Exercise directions
Wherever a line holds the string "Yang", copy that line.

(Saved entries)
** Start **

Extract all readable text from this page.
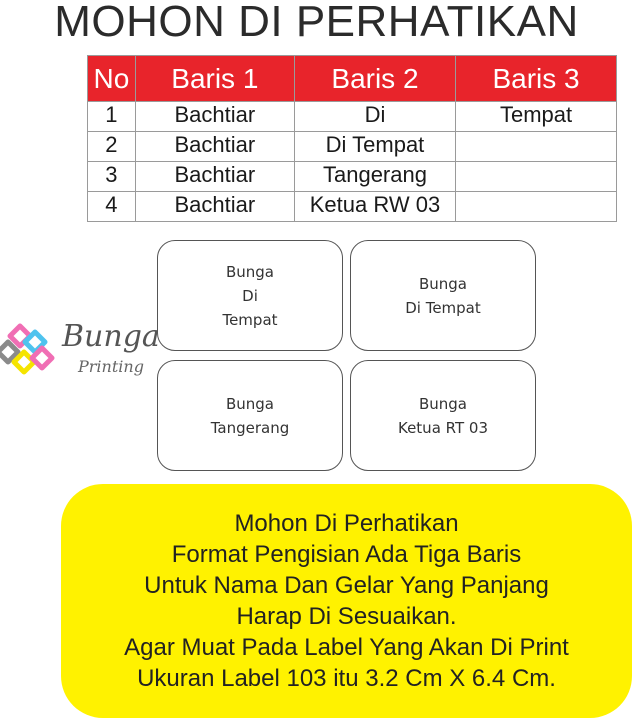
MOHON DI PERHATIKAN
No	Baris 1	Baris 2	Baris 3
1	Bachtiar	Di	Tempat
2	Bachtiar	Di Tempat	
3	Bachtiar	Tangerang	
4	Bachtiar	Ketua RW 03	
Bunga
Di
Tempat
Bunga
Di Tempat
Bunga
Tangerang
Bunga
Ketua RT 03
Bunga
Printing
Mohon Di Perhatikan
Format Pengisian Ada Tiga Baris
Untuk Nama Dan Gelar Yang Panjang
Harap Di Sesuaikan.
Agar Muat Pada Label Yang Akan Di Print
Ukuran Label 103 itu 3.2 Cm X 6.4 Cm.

** End **
** Start **

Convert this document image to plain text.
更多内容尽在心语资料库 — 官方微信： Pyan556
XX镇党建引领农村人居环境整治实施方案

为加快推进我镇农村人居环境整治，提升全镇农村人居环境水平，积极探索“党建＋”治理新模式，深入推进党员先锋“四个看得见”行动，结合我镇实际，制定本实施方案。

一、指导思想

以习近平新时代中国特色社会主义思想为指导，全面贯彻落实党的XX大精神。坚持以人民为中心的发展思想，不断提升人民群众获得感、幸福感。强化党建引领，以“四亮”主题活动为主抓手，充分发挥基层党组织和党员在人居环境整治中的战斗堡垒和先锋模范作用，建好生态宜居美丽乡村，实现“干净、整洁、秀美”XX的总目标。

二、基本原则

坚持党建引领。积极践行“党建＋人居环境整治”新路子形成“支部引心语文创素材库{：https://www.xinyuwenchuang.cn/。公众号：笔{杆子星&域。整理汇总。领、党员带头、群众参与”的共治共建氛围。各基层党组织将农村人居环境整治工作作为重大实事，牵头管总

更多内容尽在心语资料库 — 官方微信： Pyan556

** End **

Response for this exercise
Untuk Nama Dan Gelar Yang Panjang
Agar Muat Pada Label Yang Akan Di Print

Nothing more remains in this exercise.